§ **GIVEN TASK**
Please output the lines shown below exactly as they appear.

§ **STORED ROWS**
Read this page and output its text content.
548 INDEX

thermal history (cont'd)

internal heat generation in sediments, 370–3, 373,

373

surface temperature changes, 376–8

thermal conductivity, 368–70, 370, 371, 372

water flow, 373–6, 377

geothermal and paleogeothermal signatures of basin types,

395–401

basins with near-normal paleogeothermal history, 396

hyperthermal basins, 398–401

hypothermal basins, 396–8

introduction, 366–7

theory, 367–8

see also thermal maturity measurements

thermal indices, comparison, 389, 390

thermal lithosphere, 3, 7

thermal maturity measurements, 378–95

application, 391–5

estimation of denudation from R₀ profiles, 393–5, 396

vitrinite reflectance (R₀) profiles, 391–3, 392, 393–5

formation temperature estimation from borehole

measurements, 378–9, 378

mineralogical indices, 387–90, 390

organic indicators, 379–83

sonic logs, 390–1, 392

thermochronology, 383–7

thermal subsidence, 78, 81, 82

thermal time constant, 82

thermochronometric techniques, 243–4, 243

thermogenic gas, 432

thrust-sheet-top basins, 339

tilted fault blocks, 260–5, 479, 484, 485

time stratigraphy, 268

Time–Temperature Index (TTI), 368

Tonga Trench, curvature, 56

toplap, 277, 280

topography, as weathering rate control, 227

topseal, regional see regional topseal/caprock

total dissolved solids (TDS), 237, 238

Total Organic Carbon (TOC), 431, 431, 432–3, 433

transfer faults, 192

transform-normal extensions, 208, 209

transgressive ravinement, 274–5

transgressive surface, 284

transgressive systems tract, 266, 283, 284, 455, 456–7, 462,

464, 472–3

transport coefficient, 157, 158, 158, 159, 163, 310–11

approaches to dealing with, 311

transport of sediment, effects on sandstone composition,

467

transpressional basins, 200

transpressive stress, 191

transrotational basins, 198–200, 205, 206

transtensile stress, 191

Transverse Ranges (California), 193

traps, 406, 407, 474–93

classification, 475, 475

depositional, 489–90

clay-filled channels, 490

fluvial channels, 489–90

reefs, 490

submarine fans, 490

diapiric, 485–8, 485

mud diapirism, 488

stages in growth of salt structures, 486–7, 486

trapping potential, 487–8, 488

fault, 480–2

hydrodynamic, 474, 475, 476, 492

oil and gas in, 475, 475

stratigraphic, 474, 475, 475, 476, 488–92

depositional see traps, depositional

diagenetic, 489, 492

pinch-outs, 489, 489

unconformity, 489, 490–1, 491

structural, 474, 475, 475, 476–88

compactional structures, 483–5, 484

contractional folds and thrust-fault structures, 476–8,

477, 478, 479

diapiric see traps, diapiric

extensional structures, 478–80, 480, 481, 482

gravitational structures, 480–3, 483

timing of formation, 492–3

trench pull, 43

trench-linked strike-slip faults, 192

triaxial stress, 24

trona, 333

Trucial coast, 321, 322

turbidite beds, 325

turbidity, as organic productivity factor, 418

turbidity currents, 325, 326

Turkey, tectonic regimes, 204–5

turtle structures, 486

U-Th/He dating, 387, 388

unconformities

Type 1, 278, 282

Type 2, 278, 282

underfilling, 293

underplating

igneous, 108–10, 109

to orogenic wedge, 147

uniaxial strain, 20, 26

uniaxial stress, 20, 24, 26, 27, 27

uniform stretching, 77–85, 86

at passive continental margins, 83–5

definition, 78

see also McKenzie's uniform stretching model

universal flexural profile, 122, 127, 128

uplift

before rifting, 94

§ **SOLUTION FOR THIS EXERCISE**
Read this page and output its text content.
548 INDEX

thermal history (cont'd)

internal heat generation in sediments, 370–3, 373,

373

surface temperature changes, 376–8

thermal conductivity, 368–70, 370, 371, 372

water flow, 373–6, 377

geothermal and paleogeothermal signatures of basin types,

395–401

basins with near-normal paleogeothermal history, 396

hyperthermal basins, 398–401

hypothermal basins, 396–8

introduction, 366–7

theory, 367–8

see also thermal maturity measurements

thermal indices, comparison, 389, 390

thermal lithosphere, 3, 7

thermal maturity measurements, 378–95

application, 391–5

estimation of denudation from R₀ profiles, 393–5, 396

vitrinite reflectance (R₀) profiles, 391–3, 392, 393–5

formation temperature estimation from borehole

measurements, 378–9, 378

mineralogical indices, 387–90, 390

organic indicators, 379–83

sonic logs, 390–1, 392

thermochronology, 383–7

thermal subsidence, 78, 81, 82

thermal time constant, 82

thermochronometric techniques, 243–4, 243

thermogenic gas, 432

thrust-sheet-top basins, 339

tilted fault blocks, 260–5, 479, 484, 485

time stratigraphy, 268

Time–Temperature Index (TTI), 368

Tonga Trench, curvature, 56

toplap, 277, 280

topography, as weathering rate control, 227

topseal, regional see regional topseal/caprock

total dissolved solids (TDS), 237, 238

Total Organic Carbon (TOC), 431, 431, 432–3, 433

transfer faults, 192

transform-normal extensions, 208, 209

transgressive ravinement, 274–5

transgressive surface, 284

transgressive systems tract, 266, 283, 284, 455, 456–7, 462,

464, 472–3

transport coefficient, 157, 158, 158, 159, 163, 310–11

approaches to dealing with, 311

transport of sediment, effects on sandstone composition,

467

transpressional basins, 200

transpressive stress, 191

transrotational basins, 198–200, 205, 206

transtensile stress, 191

Transverse Ranges (California), 193

traps, 406, 407, 474–93

classification, 475, 475

depositional, 489–90

clay-filled channels, 490

fluvial channels, 489–90

reefs, 490

submarine fans, 490

diapiric, 485–8, 485

mud diapirism, 488

stages in growth of salt structures, 486–7, 486

trapping potential, 487–8, 488

fault, 480–2

hydrodynamic, 474, 475, 476, 492

oil and gas in, 475, 475

stratigraphic, 474, 475, 475, 476, 488–92

depositional see traps, depositional

diagenetic, 489, 492

pinch-outs, 489, 489

unconformity, 489, 490–1, 491

structural, 474, 475, 475, 476–88

compactional structures, 483–5, 484

contractional folds and thrust-fault structures, 476–8,

477, 478, 479

diapiric see traps, diapiric

extensional structures, 478–80, 480, 481, 482

gravitational structures, 480–3, 483

timing of formation, 492–3

trench pull, 43

trench-linked strike-slip faults, 192

triaxial stress, 24

trona, 333

Trucial coast, 321, 322

turbidite beds, 325

turbidity, as organic productivity factor, 418

turbidity currents, 325, 326

Turkey, tectonic regimes, 204–5

turtle structures, 486

U-Th/He dating, 387, 388

unconformities

Type 1, 278, 282

Type 2, 278, 282

underfilling, 293

underplating

igneous, 108–10, 109

to orogenic wedge, 147

uniaxial strain, 20, 26

uniaxial stress, 20, 24, 26, 27, 27

uniform stretching, 77–85, 86

at passive continental margins, 83–5

definition, 78

see also McKenzie's uniform stretching model

universal flexural profile, 122, 127, 128

uplift

before rifting, 94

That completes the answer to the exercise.